## What the task requires
Answer these questions using the article on the Gardens of Versailles below:
1. How many fountains did the completed gardens include?
2. At what time do the gardens close during the low season?
3. What is the discounted ticket rate on days when the Musical Fountain Show is on?

Palace of Versailles gardens is one of the most extensive gardens ever created.
Work on the gardens started simultaneously as the work on the palace and lasted for around 40 years.
When the Versailles Gardens were complete, they included 372 statues, 55 fountains, and over 32 KMs (20 Miles) of canals.
Over the years, the Gardens of Versailles have become a popular haunt for the locals, people from Paris, and visiting tourists.
Everybody who visits the Palace of Versailles also steps into the Gardens.
Gardens of Versailles FAQs
Tourists planning a trip to the Versailles Gardens have a lot of doubts and questions.
We answer a few of these concerns –
- What is the difference between Versailles Park and Versailles Gardens?
The Versailles Park is a large expanse of an area located around the Grand Canal. It is accessible free of charge all through the year.
However, the Versailles Gardens is an area scattered with flowers and fountains and statues close to the Palace of Versailles.
- What are the opening hours of Versailles Gardens?
During the high season (Apr to Oct) the Gardens open at 8 am and close at 8.30 pm, and during the low seasons (Nov to Mar) it closes early at 6 pm.
Versailles Park also has the same timing.
- Are the Versailles Gardens free?
The Palace gardens remain open seven days a week, and most of the time, you can enter for free.
However, there are some days when you must pay to enter the Palace Gardens.
During Parisian summer – from 27 March to 30 October – Musical Fountains Shows and the Musical Gardens become additional attractions at the Palace of Versailles Gardens.
During these days you are expected to pay a small fee to enter the Gardens.
- If I only want to access the Versailles gardens, do I need to stand in a queue?
If you only want to access the Versailles Gardens, you don’t need to wait in any queue.
You can quickly enter the gardens from the left side of the Versailles Palace. There is hardly any line at this entrance.
But, if you wish to see the Palace of Versailles, you will have to stand in a long line (if you buy your Versailles tickets online, you don’t wait as much).
- Do we need to pay if we want to see only the Versailles Gardens?
No, you don’t have to pay if you only want to see the Versailles Gardens.
However, on special days – when the Musical Garden and Musical Fountain Shows are on, you will have to pay to enter the garden.
- What is the Versailles Gardens ticket price?
On days when the Musical Fountain Show is on, a Versailles Gardens ticket cost is 9.5 Euros for regular visitors.
A discounted rate of 8 Euros applies to youth aged 6 to 17 years, students, and disabled visitors with one carer.

## Data
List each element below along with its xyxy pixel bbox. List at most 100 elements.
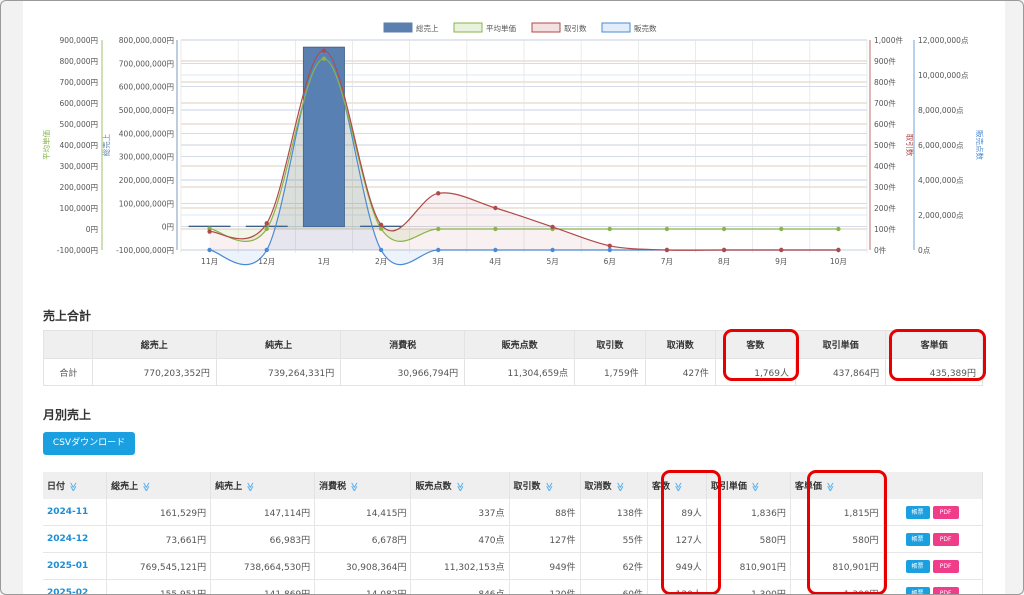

## Correct answer
1. 55
2. 6 pm
3. 8 Euros